» Stated task:
For every line in the data below that contains "Basic", copy the line.
** Start of Exercise inputs **
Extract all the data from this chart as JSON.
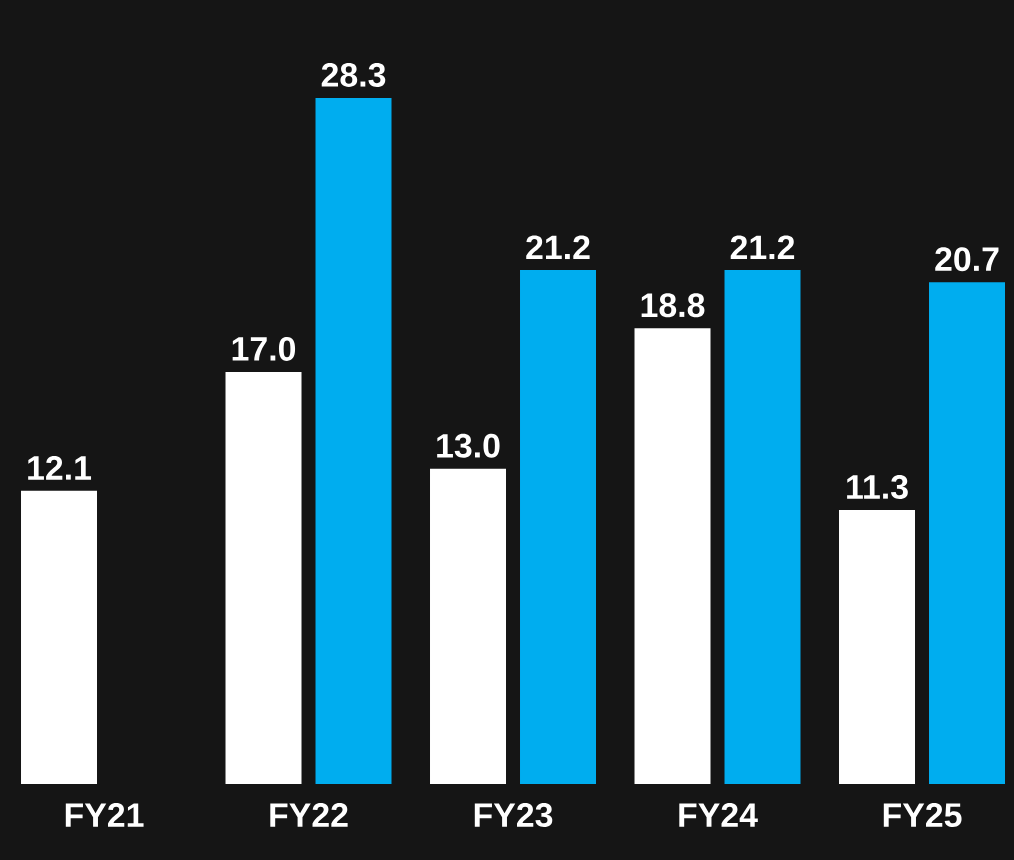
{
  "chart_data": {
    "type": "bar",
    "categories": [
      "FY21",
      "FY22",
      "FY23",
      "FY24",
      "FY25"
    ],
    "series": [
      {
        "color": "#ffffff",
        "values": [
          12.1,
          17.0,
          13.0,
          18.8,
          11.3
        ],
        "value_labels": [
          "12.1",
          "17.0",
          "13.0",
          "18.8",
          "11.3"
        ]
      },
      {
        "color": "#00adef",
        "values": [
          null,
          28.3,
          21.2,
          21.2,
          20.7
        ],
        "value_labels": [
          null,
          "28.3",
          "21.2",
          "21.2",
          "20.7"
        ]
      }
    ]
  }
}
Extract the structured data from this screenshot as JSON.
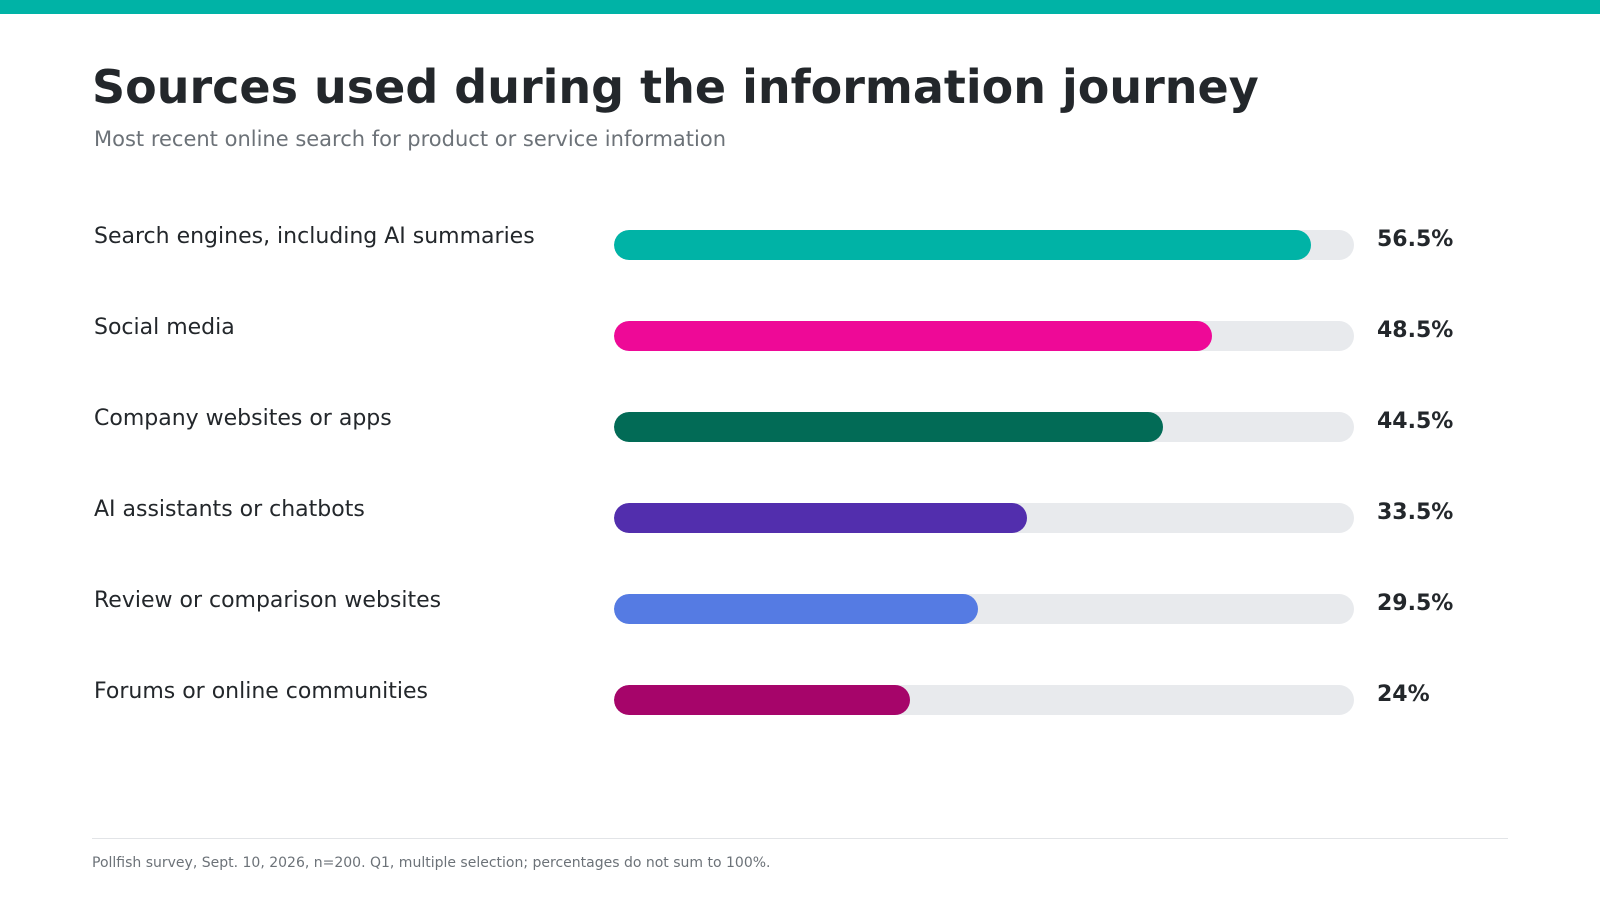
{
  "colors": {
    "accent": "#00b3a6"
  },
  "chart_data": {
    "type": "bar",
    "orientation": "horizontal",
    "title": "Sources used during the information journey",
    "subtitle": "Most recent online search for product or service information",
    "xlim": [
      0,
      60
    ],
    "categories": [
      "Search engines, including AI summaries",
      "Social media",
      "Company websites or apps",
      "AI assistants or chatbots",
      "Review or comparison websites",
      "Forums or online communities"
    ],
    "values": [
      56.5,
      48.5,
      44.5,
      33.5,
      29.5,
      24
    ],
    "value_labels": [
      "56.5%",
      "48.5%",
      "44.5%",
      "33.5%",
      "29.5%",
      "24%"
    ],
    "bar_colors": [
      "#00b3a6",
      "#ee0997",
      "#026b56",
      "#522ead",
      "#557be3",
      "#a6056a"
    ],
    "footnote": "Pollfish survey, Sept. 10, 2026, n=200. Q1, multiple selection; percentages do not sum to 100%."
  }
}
** End of Exercise inputs **
** Start of Exercise inputs **
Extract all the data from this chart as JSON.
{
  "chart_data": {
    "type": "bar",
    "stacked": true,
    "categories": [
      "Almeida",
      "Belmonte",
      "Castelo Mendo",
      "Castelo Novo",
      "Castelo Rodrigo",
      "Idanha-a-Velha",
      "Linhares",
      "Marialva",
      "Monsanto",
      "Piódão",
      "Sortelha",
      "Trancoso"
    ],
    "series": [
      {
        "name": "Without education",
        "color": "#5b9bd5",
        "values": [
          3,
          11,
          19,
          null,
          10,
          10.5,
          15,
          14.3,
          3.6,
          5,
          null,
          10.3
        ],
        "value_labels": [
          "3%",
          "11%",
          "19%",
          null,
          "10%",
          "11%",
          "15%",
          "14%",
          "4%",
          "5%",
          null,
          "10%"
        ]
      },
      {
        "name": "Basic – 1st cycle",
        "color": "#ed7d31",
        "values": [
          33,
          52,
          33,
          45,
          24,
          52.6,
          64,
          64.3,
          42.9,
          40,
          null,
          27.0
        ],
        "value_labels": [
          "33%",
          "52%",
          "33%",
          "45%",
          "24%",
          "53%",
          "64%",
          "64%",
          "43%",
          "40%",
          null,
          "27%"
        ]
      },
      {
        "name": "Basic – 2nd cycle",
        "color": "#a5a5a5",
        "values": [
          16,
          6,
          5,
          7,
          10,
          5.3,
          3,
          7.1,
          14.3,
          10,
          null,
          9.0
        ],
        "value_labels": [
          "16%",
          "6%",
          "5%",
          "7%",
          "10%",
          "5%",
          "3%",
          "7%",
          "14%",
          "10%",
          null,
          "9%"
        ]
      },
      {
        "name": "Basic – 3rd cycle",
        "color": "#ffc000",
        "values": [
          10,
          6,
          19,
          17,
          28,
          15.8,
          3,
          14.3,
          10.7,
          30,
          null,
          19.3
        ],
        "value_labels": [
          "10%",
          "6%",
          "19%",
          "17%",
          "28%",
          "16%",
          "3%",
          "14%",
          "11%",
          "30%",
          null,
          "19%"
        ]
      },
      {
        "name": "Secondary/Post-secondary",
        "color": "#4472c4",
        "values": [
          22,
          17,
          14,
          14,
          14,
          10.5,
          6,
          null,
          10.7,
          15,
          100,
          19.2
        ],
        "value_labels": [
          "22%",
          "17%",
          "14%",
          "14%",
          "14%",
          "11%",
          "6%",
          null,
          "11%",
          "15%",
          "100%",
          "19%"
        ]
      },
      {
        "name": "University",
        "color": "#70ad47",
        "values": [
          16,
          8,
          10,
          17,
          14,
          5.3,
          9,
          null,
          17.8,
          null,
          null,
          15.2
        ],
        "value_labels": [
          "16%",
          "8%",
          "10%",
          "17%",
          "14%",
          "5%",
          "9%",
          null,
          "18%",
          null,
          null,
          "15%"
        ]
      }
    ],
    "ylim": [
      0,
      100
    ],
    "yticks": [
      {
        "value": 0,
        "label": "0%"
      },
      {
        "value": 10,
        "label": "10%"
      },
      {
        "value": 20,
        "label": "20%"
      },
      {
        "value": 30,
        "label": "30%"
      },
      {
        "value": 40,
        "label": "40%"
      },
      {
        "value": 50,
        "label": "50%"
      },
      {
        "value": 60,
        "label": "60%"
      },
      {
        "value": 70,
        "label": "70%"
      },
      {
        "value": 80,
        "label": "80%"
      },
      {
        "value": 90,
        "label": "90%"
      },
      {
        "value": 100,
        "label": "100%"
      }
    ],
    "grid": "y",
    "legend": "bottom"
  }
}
** End of Exercise inputs **
» Reply:
        "name": "Basic – 1st cycle",
        "name": "Basic – 2nd cycle",
        "name": "Basic – 3rd cycle",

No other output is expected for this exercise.